## Set task
Please print the full listing exactly.

(Dataset excerpt)

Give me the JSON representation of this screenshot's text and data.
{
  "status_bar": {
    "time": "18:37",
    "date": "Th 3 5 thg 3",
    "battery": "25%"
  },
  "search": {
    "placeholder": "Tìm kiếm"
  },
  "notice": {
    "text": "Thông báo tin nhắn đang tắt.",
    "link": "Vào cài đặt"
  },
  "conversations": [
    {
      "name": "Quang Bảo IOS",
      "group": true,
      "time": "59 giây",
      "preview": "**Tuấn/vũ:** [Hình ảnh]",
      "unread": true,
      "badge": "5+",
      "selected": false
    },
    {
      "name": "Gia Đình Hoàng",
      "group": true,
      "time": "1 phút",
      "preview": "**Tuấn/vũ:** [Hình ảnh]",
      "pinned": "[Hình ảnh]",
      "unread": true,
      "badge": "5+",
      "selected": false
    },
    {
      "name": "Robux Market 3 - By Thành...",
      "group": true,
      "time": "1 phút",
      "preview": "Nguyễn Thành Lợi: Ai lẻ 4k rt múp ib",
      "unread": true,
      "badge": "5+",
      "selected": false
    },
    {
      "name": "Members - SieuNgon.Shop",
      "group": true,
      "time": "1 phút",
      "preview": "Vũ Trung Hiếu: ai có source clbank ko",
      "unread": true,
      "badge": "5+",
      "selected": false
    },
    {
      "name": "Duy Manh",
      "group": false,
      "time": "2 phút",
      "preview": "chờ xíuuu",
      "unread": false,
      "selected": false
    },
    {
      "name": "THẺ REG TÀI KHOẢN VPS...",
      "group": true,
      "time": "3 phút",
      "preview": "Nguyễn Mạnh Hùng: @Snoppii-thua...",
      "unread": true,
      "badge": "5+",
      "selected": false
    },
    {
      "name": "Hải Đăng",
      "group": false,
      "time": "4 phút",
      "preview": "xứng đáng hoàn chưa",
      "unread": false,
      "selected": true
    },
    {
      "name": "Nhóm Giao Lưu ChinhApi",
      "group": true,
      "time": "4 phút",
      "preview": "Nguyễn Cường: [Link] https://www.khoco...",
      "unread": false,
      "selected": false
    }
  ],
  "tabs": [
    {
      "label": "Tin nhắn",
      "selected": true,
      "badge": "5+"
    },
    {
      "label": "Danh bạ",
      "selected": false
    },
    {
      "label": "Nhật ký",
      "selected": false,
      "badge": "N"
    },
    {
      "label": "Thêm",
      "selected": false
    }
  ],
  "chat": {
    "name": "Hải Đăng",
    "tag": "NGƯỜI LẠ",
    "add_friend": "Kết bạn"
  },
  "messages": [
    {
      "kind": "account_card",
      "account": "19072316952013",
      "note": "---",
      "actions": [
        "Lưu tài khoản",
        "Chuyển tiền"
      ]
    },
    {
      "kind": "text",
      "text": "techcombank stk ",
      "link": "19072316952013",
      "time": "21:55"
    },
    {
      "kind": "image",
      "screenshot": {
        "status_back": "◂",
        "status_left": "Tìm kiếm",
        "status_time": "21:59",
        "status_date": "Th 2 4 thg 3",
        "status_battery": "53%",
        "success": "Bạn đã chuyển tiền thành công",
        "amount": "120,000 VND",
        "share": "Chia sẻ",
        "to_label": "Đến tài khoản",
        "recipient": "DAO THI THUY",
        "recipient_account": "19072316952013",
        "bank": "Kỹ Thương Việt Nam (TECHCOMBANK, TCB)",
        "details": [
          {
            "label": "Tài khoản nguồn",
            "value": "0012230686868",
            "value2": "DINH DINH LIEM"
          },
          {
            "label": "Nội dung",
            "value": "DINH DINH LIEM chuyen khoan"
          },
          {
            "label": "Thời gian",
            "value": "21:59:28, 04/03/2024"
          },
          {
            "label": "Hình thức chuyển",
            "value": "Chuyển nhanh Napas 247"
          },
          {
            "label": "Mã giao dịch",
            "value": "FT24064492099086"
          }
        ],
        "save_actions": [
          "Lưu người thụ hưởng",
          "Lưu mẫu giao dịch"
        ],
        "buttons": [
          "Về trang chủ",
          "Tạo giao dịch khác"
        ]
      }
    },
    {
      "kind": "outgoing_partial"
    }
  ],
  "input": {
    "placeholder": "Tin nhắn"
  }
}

## Correct output
Give me the JSON representation of this screenshot's text and data.
{
  "status_bar": {
    "time": "18:37",
    "date": "Th 3 5 thg 3",
    "battery": "25%"
  },
  "search": {
    "placeholder": "Tìm kiếm"
  },
  "notice": {
    "text": "Thông báo tin nhắn đang tắt.",
    "link": "Vào cài đặt"
  },
  "conversations": [
    {
      "name": "Quang Bảo IOS",
      "group": true,
      "time": "59 giây",
      "preview": "**Tuấn/vũ:** [Hình ảnh]",
      "unread": true,
      "badge": "5+",
      "selected": false
    },
    {
      "name": "Gia Đình Hoàng",
      "group": true,
      "time": "1 phút",
      "preview": "**Tuấn/vũ:** [Hình ảnh]",
      "pinned": "[Hình ảnh]",
      "unread": true,
      "badge": "5+",
      "selected": false
    },
    {
      "name": "Robux Market 3 - By Thành...",
      "group": true,
      "time": "1 phút",
      "preview": "Nguyễn Thành Lợi: Ai lẻ 4k rt múp ib",
      "unread": true,
      "badge": "5+",
      "selected": false
    },
    {
      "name": "Members - SieuNgon.Shop",
      "group": true,
      "time": "1 phút",
      "preview": "Vũ Trung Hiếu: ai có source clbank ko",
      "unread": true,
      "badge": "5+",
      "selected": false
    },
    {
      "name": "Duy Manh",
      "group": false,
      "time": "2 phút",
      "preview": "chờ xíuuu",
      "unread": false,
      "selected": false
    },
    {
      "name": "THẺ REG TÀI KHOẢN VPS...",
      "group": true,
      "time": "3 phút",
      "preview": "Nguyễn Mạnh Hùng: @Snoppii-thua...",
      "unread": true,
      "badge": "5+",
      "selected": false
    },
    {
      "name": "Hải Đăng",
      "group": false,
      "time": "4 phút",
      "preview": "xứng đáng hoàn chưa",
      "unread": false,
      "selected": true
    },
    {
      "name": "Nhóm Giao Lưu ChinhApi",
      "group": true,
      "time": "4 phút",
      "preview": "Nguyễn Cường: [Link] https://www.khoco...",
      "unread": false,
      "selected": false
    }
  ],
  "tabs": [
    {
      "label": "Tin nhắn",
      "selected": true,
      "badge": "5+"
    },
    {
      "label": "Danh bạ",
      "selected": false
    },
    {
      "label": "Nhật ký",
      "selected": false,
      "badge": "N"
    },
    {
      "label": "Thêm",
      "selected": false
    }
  ],
  "chat": {
    "name": "Hải Đăng",
    "tag": "NGƯỜI LẠ",
    "add_friend": "Kết bạn"
  },
  "messages": [
    {
      "kind": "account_card",
      "account": "19072316952013",
      "note": "---",
      "actions": [
        "Lưu tài khoản",
        "Chuyển tiền"
      ]
    },
    {
      "kind": "text",
      "text": "techcombank stk ",
      "link": "19072316952013",
      "time": "21:55"
    },
    {
      "kind": "image",
      "screenshot": {
        "status_back": "◂",
        "status_left": "Tìm kiếm",
        "status_time": "21:59",
        "status_date": "Th 2 4 thg 3",
        "status_battery": "53%",
        "success": "Bạn đã chuyển tiền thành công",
        "amount": "120,000 VND",
        "share": "Chia sẻ",
        "to_label": "Đến tài khoản",
        "recipient": "DAO THI THUY",
        "recipient_account": "19072316952013",
        "bank": "Kỹ Thương Việt Nam (TECHCOMBANK, TCB)",
        "details": [
          {
            "label": "Tài khoản nguồn",
            "value": "0012230686868",
            "value2": "DINH DINH LIEM"
          },
          {
            "label": "Nội dung",
            "value": "DINH DINH LIEM chuyen khoan"
          },
          {
            "label": "Thời gian",
            "value": "21:59:28, 04/03/2024"
          },
          {
            "label": "Hình thức chuyển",
            "value": "Chuyển nhanh Napas 247"
          },
          {
            "label": "Mã giao dịch",
            "value": "FT24064492099086"
          }
        ],
        "save_actions": [
          "Lưu người thụ hưởng",
          "Lưu mẫu giao dịch"
        ],
        "buttons": [
          "Về trang chủ",
          "Tạo giao dịch khác"
        ]
      }
    },
    {
      "kind": "outgoing_partial"
    }
  ],
  "input": {
    "placeholder": "Tin nhắn"
  }
}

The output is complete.